## BEGIN

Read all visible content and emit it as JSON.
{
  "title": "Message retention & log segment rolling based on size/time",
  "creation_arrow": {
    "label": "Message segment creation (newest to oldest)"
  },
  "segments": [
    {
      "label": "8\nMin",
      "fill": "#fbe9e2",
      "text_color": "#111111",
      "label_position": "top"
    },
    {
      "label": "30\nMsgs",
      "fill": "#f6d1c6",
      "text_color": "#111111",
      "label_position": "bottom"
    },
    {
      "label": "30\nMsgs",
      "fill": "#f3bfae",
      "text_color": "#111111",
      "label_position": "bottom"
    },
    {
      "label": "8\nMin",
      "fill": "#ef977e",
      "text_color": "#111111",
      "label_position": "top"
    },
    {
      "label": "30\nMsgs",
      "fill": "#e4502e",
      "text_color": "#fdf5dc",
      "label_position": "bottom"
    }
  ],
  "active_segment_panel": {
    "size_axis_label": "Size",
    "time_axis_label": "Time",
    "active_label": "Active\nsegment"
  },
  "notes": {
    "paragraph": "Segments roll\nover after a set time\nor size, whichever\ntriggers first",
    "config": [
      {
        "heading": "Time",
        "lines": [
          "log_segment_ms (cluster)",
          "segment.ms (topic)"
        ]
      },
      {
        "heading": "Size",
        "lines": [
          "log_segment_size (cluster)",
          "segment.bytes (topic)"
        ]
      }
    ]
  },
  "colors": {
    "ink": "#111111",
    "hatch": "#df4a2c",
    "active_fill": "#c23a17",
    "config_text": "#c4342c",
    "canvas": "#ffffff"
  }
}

## END

• _THE TASK_
Select every line above that contains the word "cluster", and copy it.

• _EXERCISE SOLUTION_
          "log_segment_ms (cluster)",
          "log_segment_size (cluster)",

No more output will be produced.